### What you have to do
Transcribe each record exactly. Include every one.

— Start of Material to process —

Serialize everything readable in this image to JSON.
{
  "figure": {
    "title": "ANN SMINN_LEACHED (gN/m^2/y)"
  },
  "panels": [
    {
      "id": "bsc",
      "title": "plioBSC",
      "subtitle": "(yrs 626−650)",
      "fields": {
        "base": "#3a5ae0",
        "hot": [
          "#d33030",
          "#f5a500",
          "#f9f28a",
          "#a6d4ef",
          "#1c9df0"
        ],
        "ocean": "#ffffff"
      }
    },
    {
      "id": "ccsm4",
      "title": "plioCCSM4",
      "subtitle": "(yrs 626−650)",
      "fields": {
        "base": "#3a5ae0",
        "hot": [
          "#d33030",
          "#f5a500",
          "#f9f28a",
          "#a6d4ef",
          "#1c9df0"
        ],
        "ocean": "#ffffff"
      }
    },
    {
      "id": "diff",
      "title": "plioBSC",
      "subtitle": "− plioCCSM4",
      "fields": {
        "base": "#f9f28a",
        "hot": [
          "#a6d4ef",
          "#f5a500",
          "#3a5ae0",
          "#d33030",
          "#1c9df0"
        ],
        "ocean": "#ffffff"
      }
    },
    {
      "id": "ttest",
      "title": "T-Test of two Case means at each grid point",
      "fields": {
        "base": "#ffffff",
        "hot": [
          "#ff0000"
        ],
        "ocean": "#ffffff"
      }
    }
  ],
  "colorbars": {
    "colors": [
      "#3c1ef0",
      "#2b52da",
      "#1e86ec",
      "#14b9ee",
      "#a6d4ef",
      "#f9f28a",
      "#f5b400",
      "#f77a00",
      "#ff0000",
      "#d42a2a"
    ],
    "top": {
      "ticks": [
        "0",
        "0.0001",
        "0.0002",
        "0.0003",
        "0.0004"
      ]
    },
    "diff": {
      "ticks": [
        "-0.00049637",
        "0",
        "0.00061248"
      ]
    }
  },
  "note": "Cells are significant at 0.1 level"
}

— End of Material to process —

### Solved problem
Serialize everything readable in this image to JSON.
{
  "figure": {
    "title": "ANN SMINN_LEACHED (gN/m^2/y)"
  },
  "panels": [
    {
      "id": "bsc",
      "title": "plioBSC",
      "subtitle": "(yrs 626−650)",
      "fields": {
        "base": "#3a5ae0",
        "hot": [
          "#d33030",
          "#f5a500",
          "#f9f28a",
          "#a6d4ef",
          "#1c9df0"
        ],
        "ocean": "#ffffff"
      }
    },
    {
      "id": "ccsm4",
      "title": "plioCCSM4",
      "subtitle": "(yrs 626−650)",
      "fields": {
        "base": "#3a5ae0",
        "hot": [
          "#d33030",
          "#f5a500",
          "#f9f28a",
          "#a6d4ef",
          "#1c9df0"
        ],
        "ocean": "#ffffff"
      }
    },
    {
      "id": "diff",
      "title": "plioBSC",
      "subtitle": "− plioCCSM4",
      "fields": {
        "base": "#f9f28a",
        "hot": [
          "#a6d4ef",
          "#f5a500",
          "#3a5ae0",
          "#d33030",
          "#1c9df0"
        ],
        "ocean": "#ffffff"
      }
    },
    {
      "id": "ttest",
      "title": "T-Test of two Case means at each grid point",
      "fields": {
        "base": "#ffffff",
        "hot": [
          "#ff0000"
        ],
        "ocean": "#ffffff"
      }
    }
  ],
  "colorbars": {
    "colors": [
      "#3c1ef0",
      "#2b52da",
      "#1e86ec",
      "#14b9ee",
      "#a6d4ef",
      "#f9f28a",
      "#f5b400",
      "#f77a00",
      "#ff0000",
      "#d42a2a"
    ],
    "top": {
      "ticks": [
        "0",
        "0.0001",
        "0.0002",
        "0.0003",
        "0.0004"
      ]
    },
    "diff": {
      "ticks": [
        "-0.00049637",
        "0",
        "0.00061248"
      ]
    }
  },
  "note": "Cells are significant at 0.1 level"
}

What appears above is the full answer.